### Directions for this task
Below is a block of records; return all of them exactly, but without the images.

### Provided data
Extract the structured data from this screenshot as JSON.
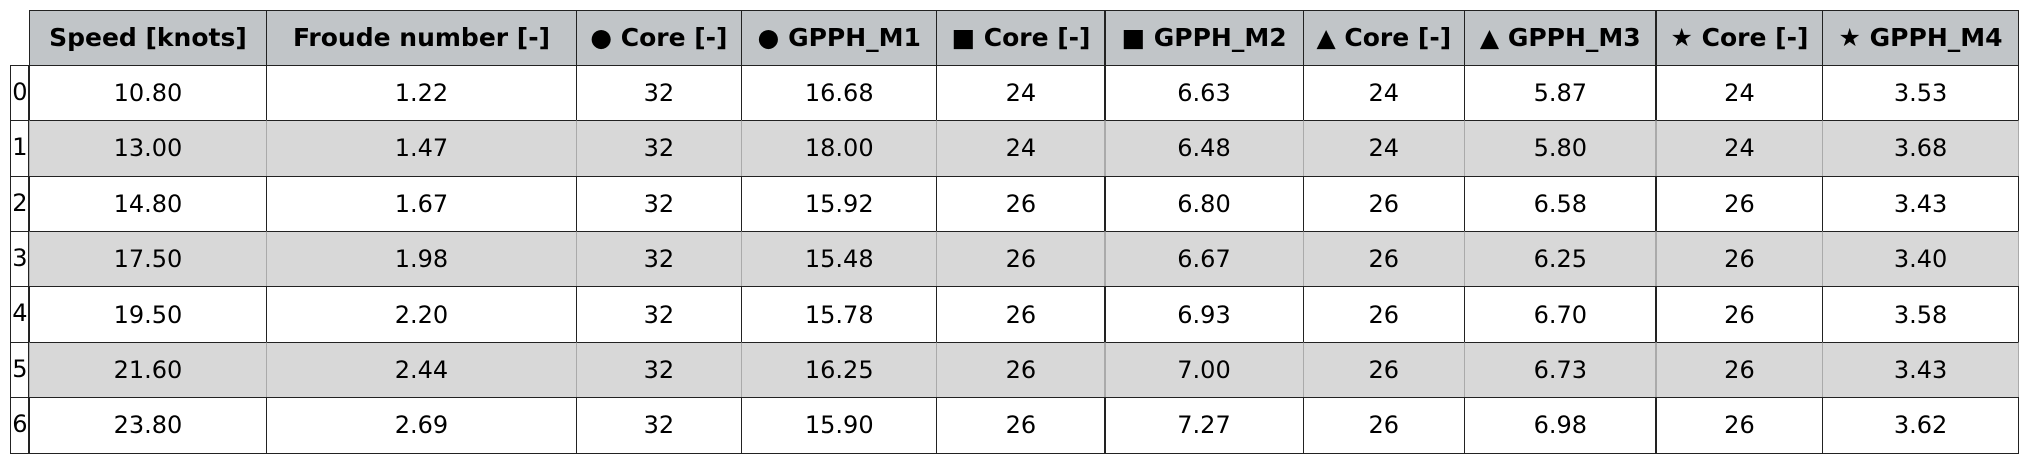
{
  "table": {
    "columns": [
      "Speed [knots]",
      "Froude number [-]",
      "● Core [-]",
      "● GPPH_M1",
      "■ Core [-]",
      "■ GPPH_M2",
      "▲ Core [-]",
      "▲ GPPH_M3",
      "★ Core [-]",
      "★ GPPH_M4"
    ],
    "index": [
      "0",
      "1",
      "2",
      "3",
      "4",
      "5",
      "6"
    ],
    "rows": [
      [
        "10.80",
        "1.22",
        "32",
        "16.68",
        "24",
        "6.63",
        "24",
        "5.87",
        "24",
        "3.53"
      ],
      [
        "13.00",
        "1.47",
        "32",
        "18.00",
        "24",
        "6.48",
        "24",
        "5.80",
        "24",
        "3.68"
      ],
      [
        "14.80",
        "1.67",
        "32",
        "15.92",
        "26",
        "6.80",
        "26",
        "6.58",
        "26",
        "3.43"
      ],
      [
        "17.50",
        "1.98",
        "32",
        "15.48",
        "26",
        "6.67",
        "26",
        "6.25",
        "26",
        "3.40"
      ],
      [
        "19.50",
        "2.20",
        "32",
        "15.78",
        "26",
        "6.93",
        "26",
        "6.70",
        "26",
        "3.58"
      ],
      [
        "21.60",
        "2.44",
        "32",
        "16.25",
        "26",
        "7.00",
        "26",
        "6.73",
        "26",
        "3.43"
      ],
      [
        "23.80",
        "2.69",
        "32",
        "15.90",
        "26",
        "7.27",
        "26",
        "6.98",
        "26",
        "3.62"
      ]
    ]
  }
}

### Task output
Extract the structured data from this screenshot as JSON.
{
  "table": {
    "columns": [
      "Speed [knots]",
      "Froude number [-]",
      "● Core [-]",
      "● GPPH_M1",
      "■ Core [-]",
      "■ GPPH_M2",
      "▲ Core [-]",
      "▲ GPPH_M3",
      "★ Core [-]",
      "★ GPPH_M4"
    ],
    "index": [
      "0",
      "1",
      "2",
      "3",
      "4",
      "5",
      "6"
    ],
    "rows": [
      [
        "10.80",
        "1.22",
        "32",
        "16.68",
        "24",
        "6.63",
        "24",
        "5.87",
        "24",
        "3.53"
      ],
      [
        "13.00",
        "1.47",
        "32",
        "18.00",
        "24",
        "6.48",
        "24",
        "5.80",
        "24",
        "3.68"
      ],
      [
        "14.80",
        "1.67",
        "32",
        "15.92",
        "26",
        "6.80",
        "26",
        "6.58",
        "26",
        "3.43"
      ],
      [
        "17.50",
        "1.98",
        "32",
        "15.48",
        "26",
        "6.67",
        "26",
        "6.25",
        "26",
        "3.40"
      ],
      [
        "19.50",
        "2.20",
        "32",
        "15.78",
        "26",
        "6.93",
        "26",
        "6.70",
        "26",
        "3.58"
      ],
      [
        "21.60",
        "2.44",
        "32",
        "16.25",
        "26",
        "7.00",
        "26",
        "6.73",
        "26",
        "3.43"
      ],
      [
        "23.80",
        "2.69",
        "32",
        "15.90",
        "26",
        "7.27",
        "26",
        "6.98",
        "26",
        "3.62"
      ]
    ]
  }
}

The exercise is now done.